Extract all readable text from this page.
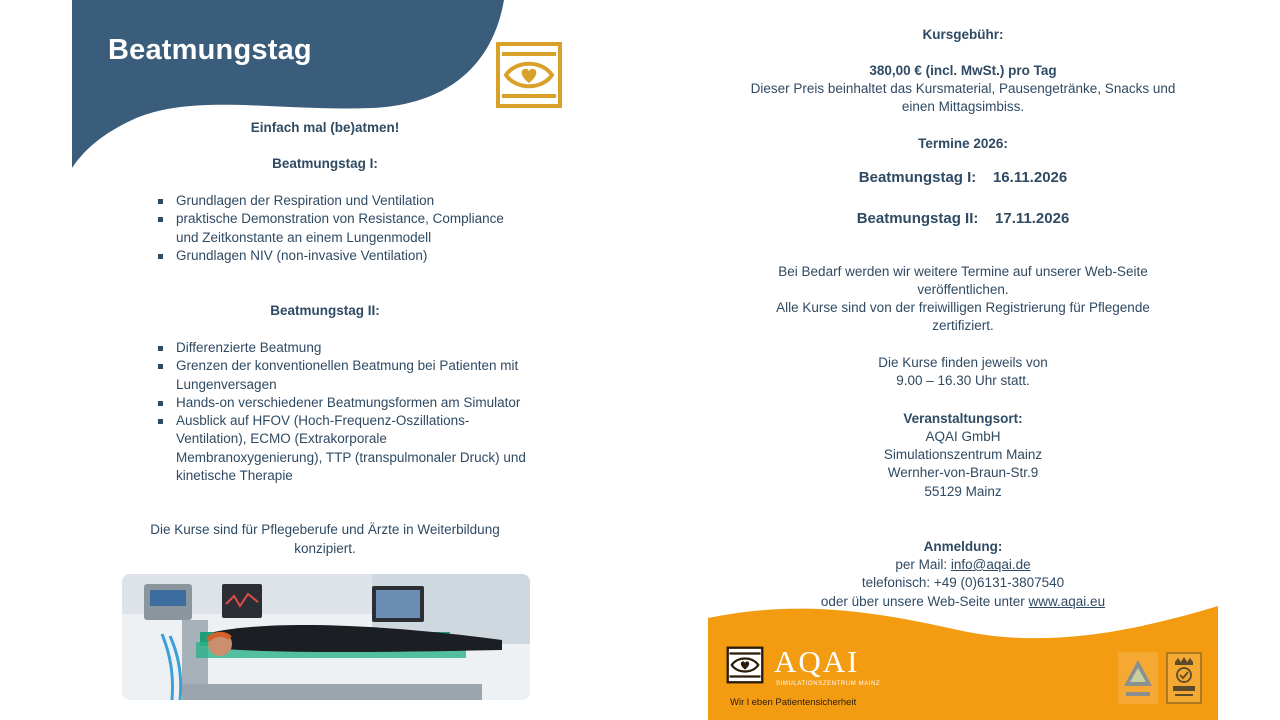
Beatmungstag

Einfach mal (be)atmen!

Beatmungstag I:

Grundlagen der Respiration und Ventilation
praktische Demonstration von Resistance, Compliance und Zeitkonstante an einem Lungenmodell
Grundlagen NIV (non-invasive Ventilation)

Beatmungstag II:

Differenzierte Beatmung
Grenzen der konventionellen Beatmung bei Patienten mit Lungenversagen
Hands-on verschiedener Beatmungsformen am Simulator
Ausblick auf HFOV (Hoch-Frequenz-Oszillations-Ventilation), ECMO (Extrakorporale Membranoxygenierung), TTP (transpulmonaler Druck) und kinetische Therapie

Die Kurse sind für Pflegeberufe und Ärzte in Weiterbildung konzipiert.

Kursgebühr:

380,00 € (incl. MwSt.) pro Tag

Dieser Preis beinhaltet das Kursmaterial, Pausengetränke, Snacks und einen Mittagsimbiss.

Termine 2026:

Beatmungstag I: 16.11.2026

Beatmungstag II: 17.11.2026

Bei Bedarf werden wir weitere Termine auf unserer Web-Seite veröffentlichen.

Alle Kurse sind von der freiwilligen Registrierung für Pflegende zertifiziert.

Die Kurse finden jeweils von

9.00 – 16.30 Uhr statt.

Veranstaltungsort:

AQAI GmbH

Simulationszentrum Mainz

Wernher-von-Braun-Str.9

55129 Mainz

Anmeldung:

per Mail: info@aqai.de

telefonisch: +49 (0)6131-3807540

oder über unsere Web-Seite unter www.aqai.eu

AQAI
SIMULATIONSZENTRUM MAINZ
Wir l eben Patientensicherheit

THE PROBLEM: What is needed is an exact reproduction of the data, pictures excluded.

FINISHED ANSWER:
Extract all readable text from this page.
Beatmungstag

Einfach mal (be)atmen!

Beatmungstag I:

Grundlagen der Respiration und Ventilation
praktische Demonstration von Resistance, Compliance und Zeitkonstante an einem Lungenmodell
Grundlagen NIV (non-invasive Ventilation)

Beatmungstag II:

Differenzierte Beatmung
Grenzen der konventionellen Beatmung bei Patienten mit Lungenversagen
Hands-on verschiedener Beatmungsformen am Simulator
Ausblick auf HFOV (Hoch-Frequenz-Oszillations-Ventilation), ECMO (Extrakorporale Membranoxygenierung), TTP (transpulmonaler Druck) und kinetische Therapie

Die Kurse sind für Pflegeberufe und Ärzte in Weiterbildung konzipiert.

Kursgebühr:

380,00 € (incl. MwSt.) pro Tag

Dieser Preis beinhaltet das Kursmaterial, Pausengetränke, Snacks und einen Mittagsimbiss.

Termine 2026:

Beatmungstag I: 16.11.2026

Beatmungstag II: 17.11.2026

Bei Bedarf werden wir weitere Termine auf unserer Web-Seite veröffentlichen.

Alle Kurse sind von der freiwilligen Registrierung für Pflegende zertifiziert.

Die Kurse finden jeweils von

9.00 – 16.30 Uhr statt.

Veranstaltungsort:

AQAI GmbH

Simulationszentrum Mainz

Wernher-von-Braun-Str.9

55129 Mainz

Anmeldung:

per Mail: info@aqai.de

telefonisch: +49 (0)6131-3807540

oder über unsere Web-Seite unter www.aqai.eu

AQAI
SIMULATIONSZENTRUM MAINZ
Wir l eben Patientensicherheit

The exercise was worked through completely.